Objective: Find how many lines hold the word "text" and give that number only.

Available records:
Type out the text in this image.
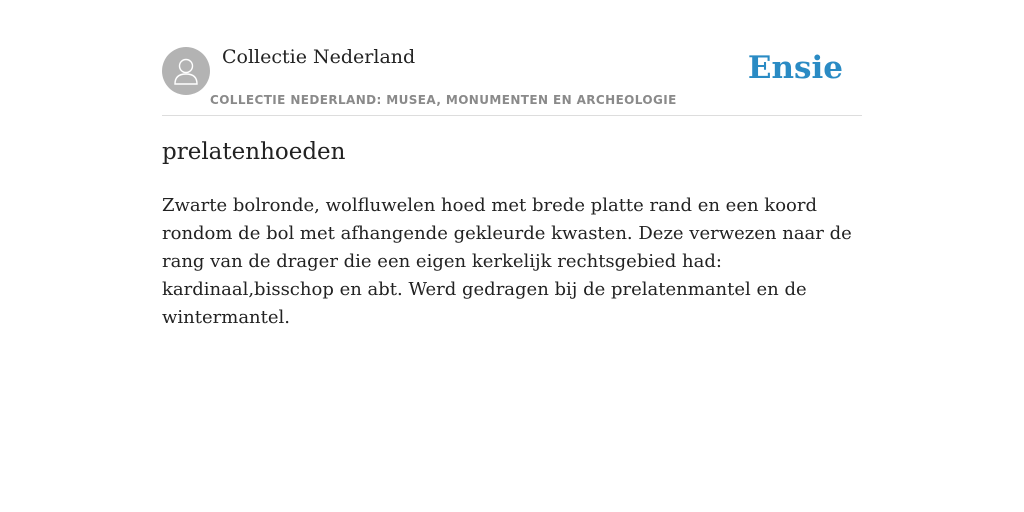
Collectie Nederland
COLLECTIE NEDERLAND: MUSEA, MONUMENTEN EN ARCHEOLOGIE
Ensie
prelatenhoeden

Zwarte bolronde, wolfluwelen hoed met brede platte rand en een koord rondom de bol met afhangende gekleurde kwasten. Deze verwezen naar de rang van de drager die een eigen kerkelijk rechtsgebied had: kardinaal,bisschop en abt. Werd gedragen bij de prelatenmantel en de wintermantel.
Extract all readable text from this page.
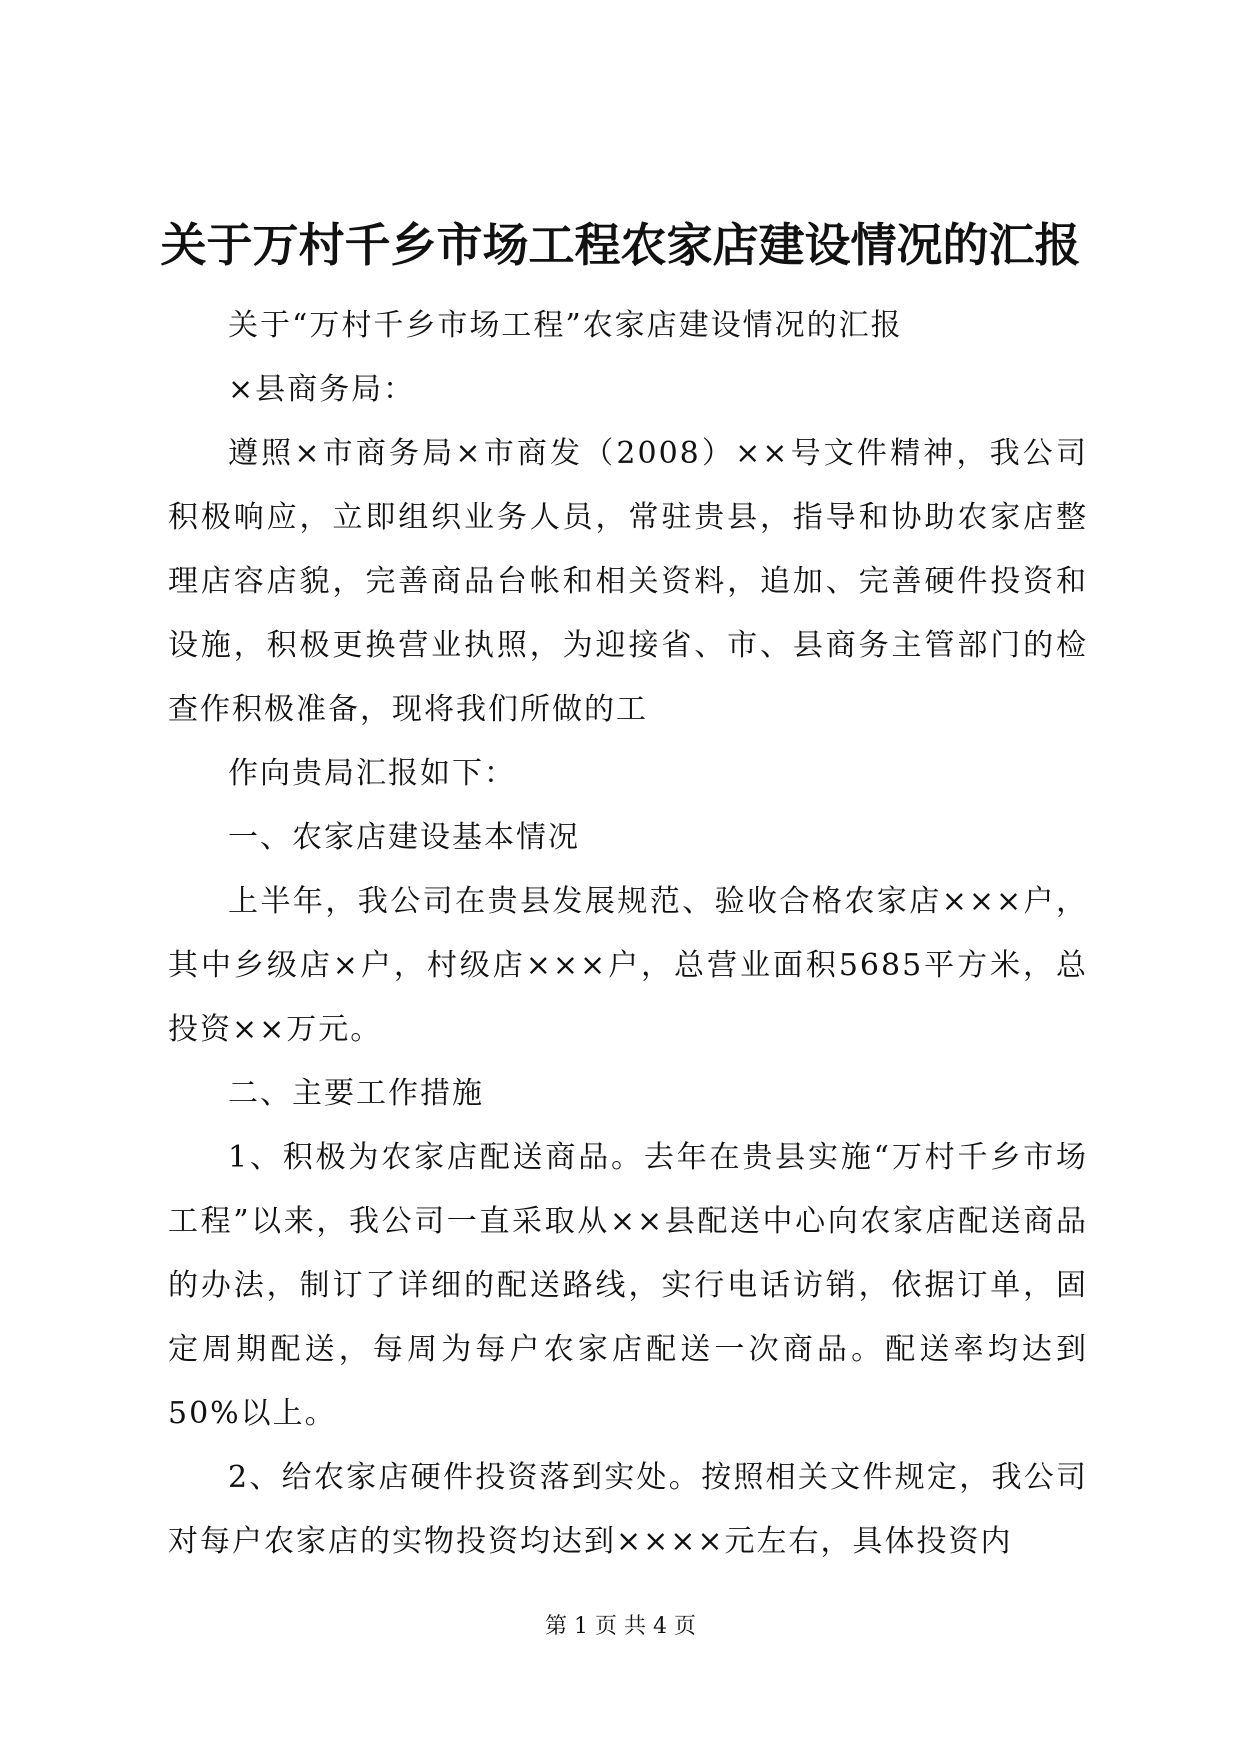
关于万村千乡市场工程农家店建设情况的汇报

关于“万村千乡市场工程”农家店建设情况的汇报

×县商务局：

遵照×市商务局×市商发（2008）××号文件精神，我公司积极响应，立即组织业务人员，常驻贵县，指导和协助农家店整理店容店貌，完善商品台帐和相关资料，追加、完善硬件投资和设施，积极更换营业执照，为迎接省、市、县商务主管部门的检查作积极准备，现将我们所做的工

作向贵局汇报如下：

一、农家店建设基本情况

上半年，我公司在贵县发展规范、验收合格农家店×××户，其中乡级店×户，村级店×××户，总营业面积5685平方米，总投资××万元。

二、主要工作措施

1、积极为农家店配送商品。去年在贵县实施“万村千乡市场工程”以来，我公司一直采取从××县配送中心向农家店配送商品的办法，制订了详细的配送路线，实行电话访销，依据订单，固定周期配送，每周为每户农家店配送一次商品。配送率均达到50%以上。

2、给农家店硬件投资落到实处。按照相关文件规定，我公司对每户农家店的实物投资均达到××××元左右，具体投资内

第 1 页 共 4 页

Correct output: 2